* GIVEN ENTRIES

"""

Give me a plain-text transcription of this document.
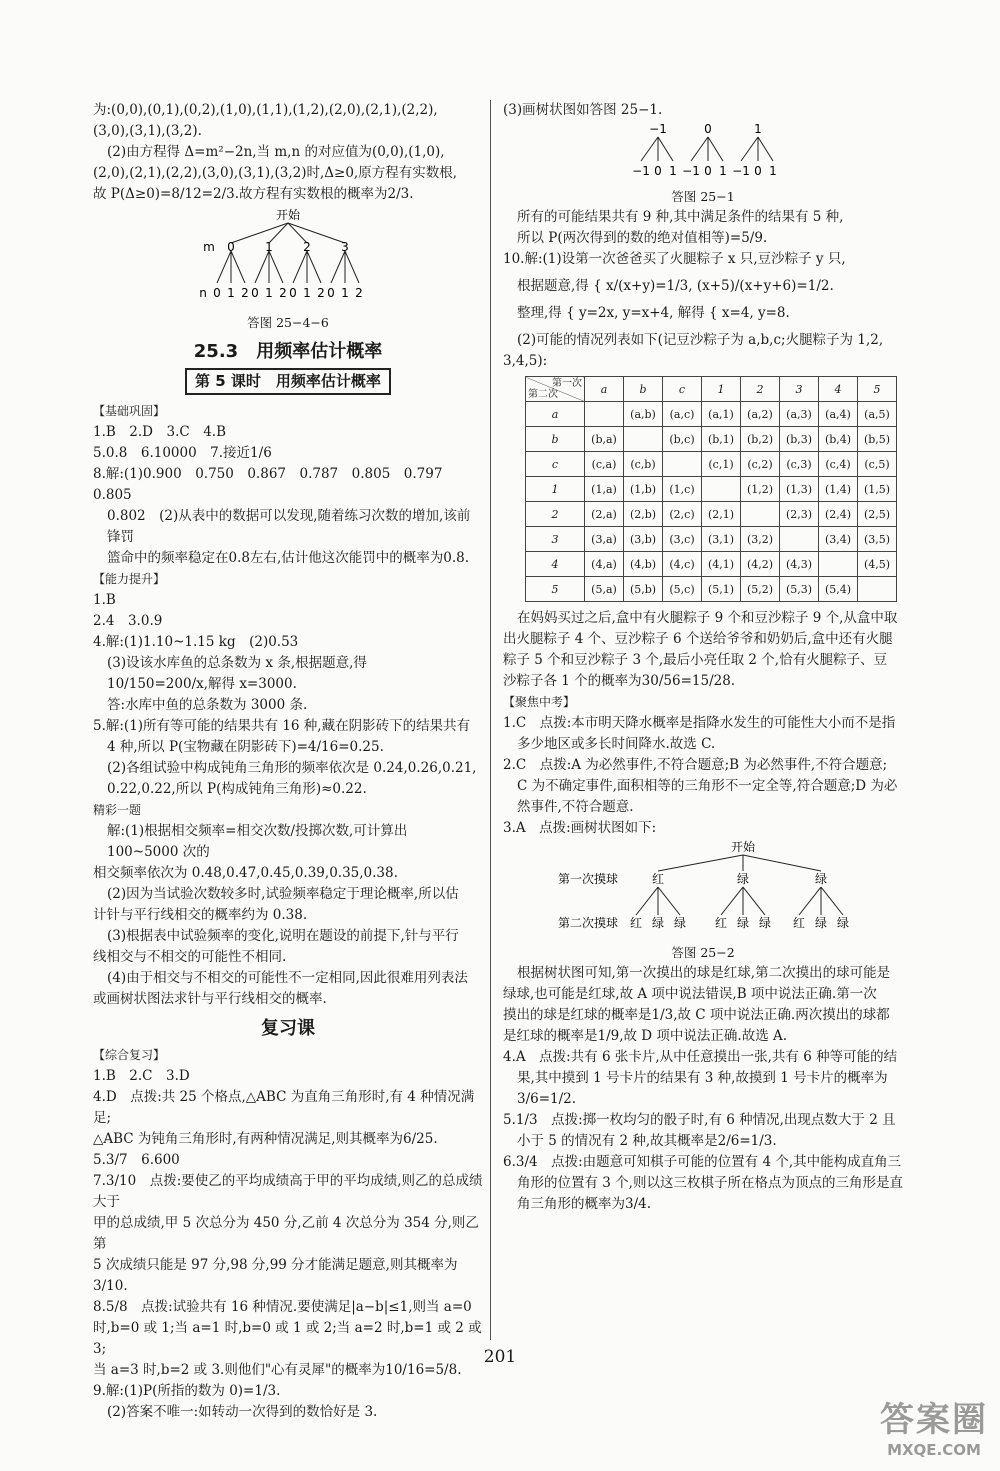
为:(0,0),(0,1),(0,2),(1,0),(1,1),(1,2),(2,0),(2,1),(2,2),

(3,0),(3,1),(3,2).

(2)由方程得 Δ=m²−2n,当 m,n 的对应值为(0,0),(1,0),

(2,0),(2,1),(2,2),(3,0),(3,1),(3,2)时,Δ≥0,原方程有实数根,

故 P(Δ≥0)=8/12=2/3.故方程有实数根的概率为2/3.

开始
m 0	1	2	3
n 0 1 2 0 1 2 0 1 2 0 1 2

答图 25−4−6

25.3　用频率估计概率
第 5 课时　用频率估计概率

【基础巩固】

1.B　2.D　3.C　4.B

5.0.8　6.10000　7.接近1/6

8.解:(1)0.900　0.750　0.867　0.787　0.805　0.797　0.805

0.802　(2)从表中的数据可以发现,随着练习次数的增加,该前锋罚

篮命中的频率稳定在0.8左右,估计他这次能罚中的概率为0.8.

【能力提升】

1.B

2.4　3.0.9

4.解:(1)1.10~1.15 kg　(2)0.53

(3)设该水库鱼的总条数为 x 条,根据题意,得

10/150=200/x,解得 x=3000.

答:水库中鱼的总条数为 3000 条.

5.解:(1)所有等可能的结果共有 16 种,藏在阴影砖下的结果共有

4 种,所以 P(宝物藏在阴影砖下)=4/16=0.25.

(2)各组试验中构成钝角三角形的频率依次是 0.24,0.26,0.21,

0.22,0.22,所以 P(构成钝角三角形)≈0.22.

精彩一题

解:(1)根据相交频率=相交次数/投掷次数,可计算出 100~5000 次的

相交频率依次为 0.48,0.47,0.45,0.39,0.35,0.38.

(2)因为当试验次数较多时,试验频率稳定于理论概率,所以估

计针与平行线相交的概率约为 0.38.

(3)根据表中试验频率的变化,说明在题设的前提下,针与平行

线相交与不相交的可能性不相同.

(4)由于相交与不相交的可能性不一定相同,因此很难用列表法

或画树状图法求针与平行线相交的概率.

复习课

【综合复习】

1.B　2.C　3.D

4.D　点拨:共 25 个格点,△ABC 为直角三角形时,有 4 种情况满足;

△ABC 为钝角三角形时,有两种情况满足,则其概率为6/25.

5.3/7　6.600

7.3/10　点拨:要使乙的平均成绩高于甲的平均成绩,则乙的总成绩大于

甲的总成绩,甲 5 次总分为 450 分,乙前 4 次总分为 354 分,则乙第

5 次成绩只能是 97 分,98 分,99 分才能满足题意,则其概率为3/10.

8.5/8　点拨:试验共有 16 种情况.要使满足|a−b|≤1,则当 a=0

时,b=0 或 1;当 a=1 时,b=0 或 1 或 2;当 a=2 时,b=1 或 2 或 3;

当 a=3 时,b=2 或 3.则他们"心有灵犀"的概率为10/16=5/8.

9.解:(1)P(所指的数为 0)=1/3.

(2)答案不唯一:如转动一次得到的数恰好是 3.

(3)画树状图如答图 25−1.

−1	0	1
−1 0 1 −1 0 1 −1 0 1

答图 25−1

所有的可能结果共有 9 种,其中满足条件的结果有 5 种,

所以 P(两次得到的数的绝对值相等)=5/9.

10.解:(1)设第一次爸爸买了火腿粽子 x 只,豆沙粽子 y 只,

根据题意,得 { x/(x+y)=1/3, (x+5)/(x+y+6)=1/2.

整理,得 { y=2x, y=x+4, 解得 { x=4, y=8.

(2)可能的情况列表如下(记豆沙粽子为 a,b,c;火腿粽子为 1,2,

3,4,5):

第一次
第二次	a	b	c	1	2	3	4	5
a		(a,b)	(a,c)	(a,1)	(a,2)	(a,3)	(a,4)	(a,5)
b	(b,a)		(b,c)	(b,1)	(b,2)	(b,3)	(b,4)	(b,5)
c	(c,a)	(c,b)		(c,1)	(c,2)	(c,3)	(c,4)	(c,5)
1	(1,a)	(1,b)	(1,c)		(1,2)	(1,3)	(1,4)	(1,5)
2	(2,a)	(2,b)	(2,c)	(2,1)		(2,3)	(2,4)	(2,5)
3	(3,a)	(3,b)	(3,c)	(3,1)	(3,2)		(3,4)	(3,5)
4	(4,a)	(4,b)	(4,c)	(4,1)	(4,2)	(4,3)		(4,5)
5	(5,a)	(5,b)	(5,c)	(5,1)	(5,2)	(5,3)	(5,4)	

在妈妈买过之后,盒中有火腿粽子 9 个和豆沙粽子 9 个,从盒中取

出火腿粽子 4 个、豆沙粽子 6 个送给爷爷和奶奶后,盒中还有火腿

粽子 5 个和豆沙粽子 3 个,最后小亮任取 2 个,恰有火腿粽子、豆

沙粽子各 1 个的概率为30/56=15/28.

【聚焦中考】

1.C　点拨:本市明天降水概率是指降水发生的可能性大小而不是指

多少地区或多长时间降水.故选 C.

2.C　点拨:A 为必然事件,不符合题意;B 为必然事件,不符合题意;

C 为不确定事件,面积相等的三角形不一定全等,符合题意;D 为必

然事件,不符合题意.

3.A　点拨:画树状图如下:

开始
第一次摸球	红	绿	绿
第二次摸球 红 绿 绿 红 绿 绿 红 绿 绿

答图 25−2

根据树状图可知,第一次摸出的球是红球,第二次摸出的球可能是

绿球,也可能是红球,故 A 项中说法错误,B 项中说法正确.第一次

摸出的球是红球的概率是1/3,故 C 项中说法正确.两次摸出的球都

是红球的概率是1/9,故 D 项中说法正确.故选 A.

4.A　点拨:共有 6 张卡片,从中任意摸出一张,共有 6 种等可能的结

果,其中摸到 1 号卡片的结果有 3 种,故摸到 1 号卡片的概率为

3/6=1/2.

5.1/3　点拨:掷一枚均匀的骰子时,有 6 种情况,出现点数大于 2 且

小于 5 的情况有 2 种,故其概率是2/6=1/3.

6.3/4　点拨:由题意可知棋子可能的位置有 4 个,其中能构成直角三

角形的位置有 3 个,则以这三枚棋子所在格点为顶点的三角形是直

角三角形的概率为3/4.

201
答案圈
MXQE.COM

"""

* EXERCISE INSTRUCTIONS
From the material above, copy everything exactly but the pictures.

* WRITTEN RESPONSE
Give me a plain-text transcription of this document.
为:(0,0),(0,1),(0,2),(1,0),(1,1),(1,2),(2,0),(2,1),(2,2),

(3,0),(3,1),(3,2).

(2)由方程得 Δ=m²−2n,当 m,n 的对应值为(0,0),(1,0),

(2,0),(2,1),(2,2),(3,0),(3,1),(3,2)时,Δ≥0,原方程有实数根,

故 P(Δ≥0)=8/12=2/3.故方程有实数根的概率为2/3.

开始
m 0	1	2	3
n 0 1 2 0 1 2 0 1 2 0 1 2

答图 25−4−6

25.3　用频率估计概率
第 5 课时　用频率估计概率

【基础巩固】

1.B　2.D　3.C　4.B

5.0.8　6.10000　7.接近1/6

8.解:(1)0.900　0.750　0.867　0.787　0.805　0.797　0.805

0.802　(2)从表中的数据可以发现,随着练习次数的增加,该前锋罚

篮命中的频率稳定在0.8左右,估计他这次能罚中的概率为0.8.

【能力提升】

1.B

2.4　3.0.9

4.解:(1)1.10~1.15 kg　(2)0.53

(3)设该水库鱼的总条数为 x 条,根据题意,得

10/150=200/x,解得 x=3000.

答:水库中鱼的总条数为 3000 条.

5.解:(1)所有等可能的结果共有 16 种,藏在阴影砖下的结果共有

4 种,所以 P(宝物藏在阴影砖下)=4/16=0.25.

(2)各组试验中构成钝角三角形的频率依次是 0.24,0.26,0.21,

0.22,0.22,所以 P(构成钝角三角形)≈0.22.

精彩一题

解:(1)根据相交频率=相交次数/投掷次数,可计算出 100~5000 次的

相交频率依次为 0.48,0.47,0.45,0.39,0.35,0.38.

(2)因为当试验次数较多时,试验频率稳定于理论概率,所以估

计针与平行线相交的概率约为 0.38.

(3)根据表中试验频率的变化,说明在题设的前提下,针与平行

线相交与不相交的可能性不相同.

(4)由于相交与不相交的可能性不一定相同,因此很难用列表法

或画树状图法求针与平行线相交的概率.

复习课

【综合复习】

1.B　2.C　3.D

4.D　点拨:共 25 个格点,△ABC 为直角三角形时,有 4 种情况满足;

△ABC 为钝角三角形时,有两种情况满足,则其概率为6/25.

5.3/7　6.600

7.3/10　点拨:要使乙的平均成绩高于甲的平均成绩,则乙的总成绩大于

甲的总成绩,甲 5 次总分为 450 分,乙前 4 次总分为 354 分,则乙第

5 次成绩只能是 97 分,98 分,99 分才能满足题意,则其概率为3/10.

8.5/8　点拨:试验共有 16 种情况.要使满足|a−b|≤1,则当 a=0

时,b=0 或 1;当 a=1 时,b=0 或 1 或 2;当 a=2 时,b=1 或 2 或 3;

当 a=3 时,b=2 或 3.则他们"心有灵犀"的概率为10/16=5/8.

9.解:(1)P(所指的数为 0)=1/3.

(2)答案不唯一:如转动一次得到的数恰好是 3.

(3)画树状图如答图 25−1.

−1	0	1
−1 0 1 −1 0 1 −1 0 1

答图 25−1

所有的可能结果共有 9 种,其中满足条件的结果有 5 种,

所以 P(两次得到的数的绝对值相等)=5/9.

10.解:(1)设第一次爸爸买了火腿粽子 x 只,豆沙粽子 y 只,

根据题意,得 { x/(x+y)=1/3, (x+5)/(x+y+6)=1/2.

整理,得 { y=2x, y=x+4, 解得 { x=4, y=8.

(2)可能的情况列表如下(记豆沙粽子为 a,b,c;火腿粽子为 1,2,

3,4,5):

第一次
第二次	a	b	c	1	2	3	4	5
a		(a,b)	(a,c)	(a,1)	(a,2)	(a,3)	(a,4)	(a,5)
b	(b,a)		(b,c)	(b,1)	(b,2)	(b,3)	(b,4)	(b,5)
c	(c,a)	(c,b)		(c,1)	(c,2)	(c,3)	(c,4)	(c,5)
1	(1,a)	(1,b)	(1,c)		(1,2)	(1,3)	(1,4)	(1,5)
2	(2,a)	(2,b)	(2,c)	(2,1)		(2,3)	(2,4)	(2,5)
3	(3,a)	(3,b)	(3,c)	(3,1)	(3,2)		(3,4)	(3,5)
4	(4,a)	(4,b)	(4,c)	(4,1)	(4,2)	(4,3)		(4,5)
5	(5,a)	(5,b)	(5,c)	(5,1)	(5,2)	(5,3)	(5,4)	

在妈妈买过之后,盒中有火腿粽子 9 个和豆沙粽子 9 个,从盒中取

出火腿粽子 4 个、豆沙粽子 6 个送给爷爷和奶奶后,盒中还有火腿

粽子 5 个和豆沙粽子 3 个,最后小亮任取 2 个,恰有火腿粽子、豆

沙粽子各 1 个的概率为30/56=15/28.

【聚焦中考】

1.C　点拨:本市明天降水概率是指降水发生的可能性大小而不是指

多少地区或多长时间降水.故选 C.

2.C　点拨:A 为必然事件,不符合题意;B 为必然事件,不符合题意;

C 为不确定事件,面积相等的三角形不一定全等,符合题意;D 为必

然事件,不符合题意.

3.A　点拨:画树状图如下:

开始
第一次摸球	红	绿	绿
第二次摸球 红 绿 绿 红 绿 绿 红 绿 绿

答图 25−2

根据树状图可知,第一次摸出的球是红球,第二次摸出的球可能是

绿球,也可能是红球,故 A 项中说法错误,B 项中说法正确.第一次

摸出的球是红球的概率是1/3,故 C 项中说法正确.两次摸出的球都

是红球的概率是1/9,故 D 项中说法正确.故选 A.

4.A　点拨:共有 6 张卡片,从中任意摸出一张,共有 6 种等可能的结

果,其中摸到 1 号卡片的结果有 3 种,故摸到 1 号卡片的概率为

3/6=1/2.

5.1/3　点拨:掷一枚均匀的骰子时,有 6 种情况,出现点数大于 2 且

小于 5 的情况有 2 种,故其概率是2/6=1/3.

6.3/4　点拨:由题意可知棋子可能的位置有 4 个,其中能构成直角三

角形的位置有 3 个,则以这三枚棋子所在格点为顶点的三角形是直

角三角形的概率为3/4.

201
答案圈
MXQE.COM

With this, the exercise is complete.